Short task: Set down the full listing exactly as given. Any pictures are to be left out.

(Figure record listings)
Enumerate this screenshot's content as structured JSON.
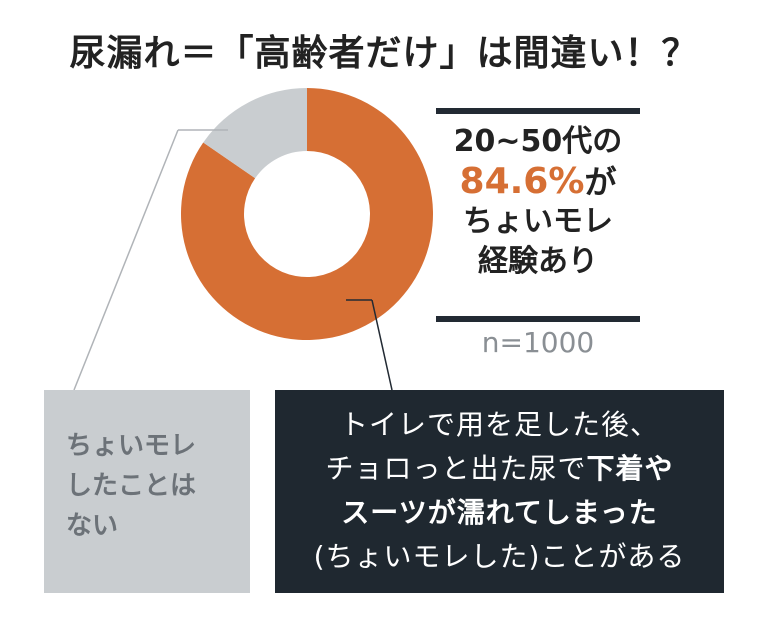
{
  "title": "尿漏れ＝「高齢者だけ」は間違い！？",
  "stat": {
    "line1": "20~50代の",
    "percent": "84.6%",
    "percent_suffix": "が",
    "line3": "ちょいモレ",
    "line4": "経験あり"
  },
  "sample": "n=1000",
  "callout_gray": {
    "line1": "ちょいモレ",
    "line2": "したことは",
    "line3": "ない"
  },
  "callout_dark": {
    "line1": "トイレで用を足した後、",
    "line2_normal": "チョロっと出た尿で",
    "line2_bold": "下着や",
    "line3_bold": "スーツが濡れてしまった",
    "line4": "(ちょいモレした)ことがある"
  },
  "colors": {
    "yes": "#d66f34",
    "no": "#c9cdd0",
    "dark_box": "#1f2830",
    "rule": "#222a33"
  },
  "chart_data": {
    "type": "pie",
    "categories": [
      "ちょいモレした",
      "ちょいモレしたことはない"
    ],
    "values": [
      84.6,
      15.4
    ],
    "title": "",
    "donut": true
  }
}
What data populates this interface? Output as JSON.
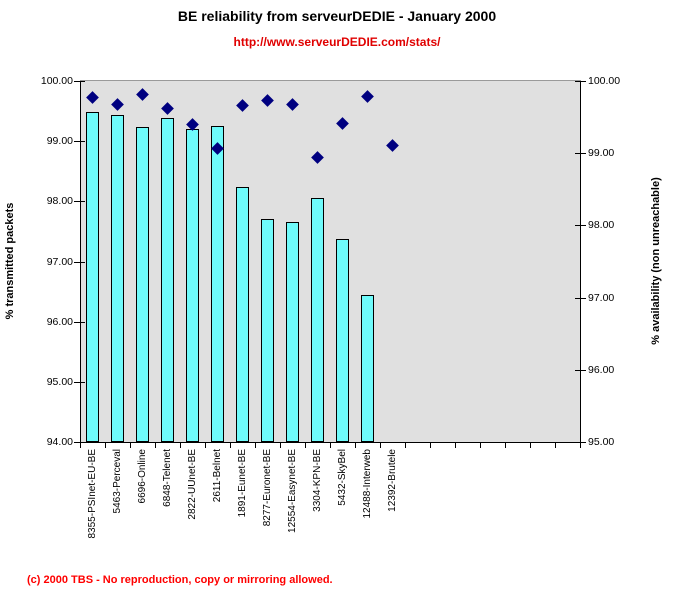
{
  "title": "BE reliability from serveurDEDIE - January 2000",
  "subtitle_url": "http://www.serveurDEDIE.com/stats/",
  "footer_note": "(c) 2000 TBS - No reproduction, copy or mirroring allowed.",
  "colors": {
    "bar_fill": "#6ffbfb",
    "bar_border": "#000000",
    "marker_fill": "#000080",
    "plot_background": "#e0e0e0",
    "url_red": "#e00000",
    "footer_red": "#ff0000"
  },
  "chart_data": {
    "type": "bar",
    "subtype": "bar-and-scatter-combo",
    "title": "BE reliability from serveurDEDIE - January 2000",
    "categories": [
      "8355-PSInet-EU-BE",
      "5463-Perceval",
      "6696-Online",
      "6848-Telenet",
      "2822-UUnet-BE",
      "2611-Belnet",
      "1891-Eunet-BE",
      "8277-Euronet-BE",
      "12554-Easynet-BE",
      "3304-KPN-BE",
      "5432-SkyBel",
      "12488-Interweb",
      "12392-Brutele"
    ],
    "series": [
      {
        "name": "% transmitted packets",
        "type": "bar",
        "axis": "left",
        "values": [
          99.48,
          99.43,
          99.24,
          99.38,
          99.2,
          99.26,
          98.24,
          97.7,
          97.65,
          98.06,
          97.37,
          96.44,
          null
        ]
      },
      {
        "name": "% availability (non unreachable)",
        "type": "scatter",
        "marker": "diamond",
        "axis": "right",
        "values": [
          99.77,
          99.68,
          99.81,
          99.62,
          99.4,
          99.07,
          99.66,
          99.73,
          99.68,
          98.94,
          99.41,
          99.79,
          99.1
        ]
      }
    ],
    "left_axis": {
      "label": "% transmitted packets",
      "min": 94.0,
      "max": 100.0,
      "step": 1.0,
      "tick_decimals": 2
    },
    "right_axis": {
      "label": "% availability (non unreachable)",
      "min": 95.0,
      "max": 100.0,
      "step": 1.0,
      "tick_decimals": 2
    },
    "x_axis": {
      "total_slots": 20,
      "used_slots": 13,
      "label_rotation_deg": -90
    },
    "grid": false,
    "legend": false
  }
}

Exercise answer:
Enumerate this screenshot's content as structured JSON.
{
  "title": "尿漏れ＝「高齢者だけ」は間違い！？",
  "stat": {
    "line1": "20~50代の",
    "percent": "84.6%",
    "percent_suffix": "が",
    "line3": "ちょいモレ",
    "line4": "経験あり"
  },
  "sample": "n=1000",
  "callout_gray": {
    "line1": "ちょいモレ",
    "line2": "したことは",
    "line3": "ない"
  },
  "callout_dark": {
    "line1": "トイレで用を足した後、",
    "line2_normal": "チョロっと出た尿で",
    "line2_bold": "下着や",
    "line3_bold": "スーツが濡れてしまった",
    "line4": "(ちょいモレした)ことがある"
  },
  "colors": {
    "yes": "#d66f34",
    "no": "#c9cdd0",
    "dark_box": "#1f2830",
    "rule": "#222a33"
  },
  "chart_data": {
    "type": "pie",
    "categories": [
      "ちょいモレした",
      "ちょいモレしたことはない"
    ],
    "values": [
      84.6,
      15.4
    ],
    "title": "",
    "donut": true
  }
}
What data populates this interface? Output as JSON.
{
  "title": "BE reliability from serveurDEDIE - January 2000",
  "subtitle_url": "http://www.serveurDEDIE.com/stats/",
  "footer_note": "(c) 2000 TBS - No reproduction, copy or mirroring allowed.",
  "colors": {
    "bar_fill": "#6ffbfb",
    "bar_border": "#000000",
    "marker_fill": "#000080",
    "plot_background": "#e0e0e0",
    "url_red": "#e00000",
    "footer_red": "#ff0000"
  },
  "chart_data": {
    "type": "bar",
    "subtype": "bar-and-scatter-combo",
    "title": "BE reliability from serveurDEDIE - January 2000",
    "categories": [
      "8355-PSInet-EU-BE",
      "5463-Perceval",
      "6696-Online",
      "6848-Telenet",
      "2822-UUnet-BE",
      "2611-Belnet",
      "1891-Eunet-BE",
      "8277-Euronet-BE",
      "12554-Easynet-BE",
      "3304-KPN-BE",
      "5432-SkyBel",
      "12488-Interweb",
      "12392-Brutele"
    ],
    "series": [
      {
        "name": "% transmitted packets",
        "type": "bar",
        "axis": "left",
        "values": [
          99.48,
          99.43,
          99.24,
          99.38,
          99.2,
          99.26,
          98.24,
          97.7,
          97.65,
          98.06,
          97.37,
          96.44,
          null
        ]
      },
      {
        "name": "% availability (non unreachable)",
        "type": "scatter",
        "marker": "diamond",
        "axis": "right",
        "values": [
          99.77,
          99.68,
          99.81,
          99.62,
          99.4,
          99.07,
          99.66,
          99.73,
          99.68,
          98.94,
          99.41,
          99.79,
          99.1
        ]
      }
    ],
    "left_axis": {
      "label": "% transmitted packets",
      "min": 94.0,
      "max": 100.0,
      "step": 1.0,
      "tick_decimals": 2
    },
    "right_axis": {
      "label": "% availability (non unreachable)",
      "min": 95.0,
      "max": 100.0,
      "step": 1.0,
      "tick_decimals": 2
    },
    "x_axis": {
      "total_slots": 20,
      "used_slots": 13,
      "label_rotation_deg": -90
    },
    "grid": false,
    "legend": false
  }
}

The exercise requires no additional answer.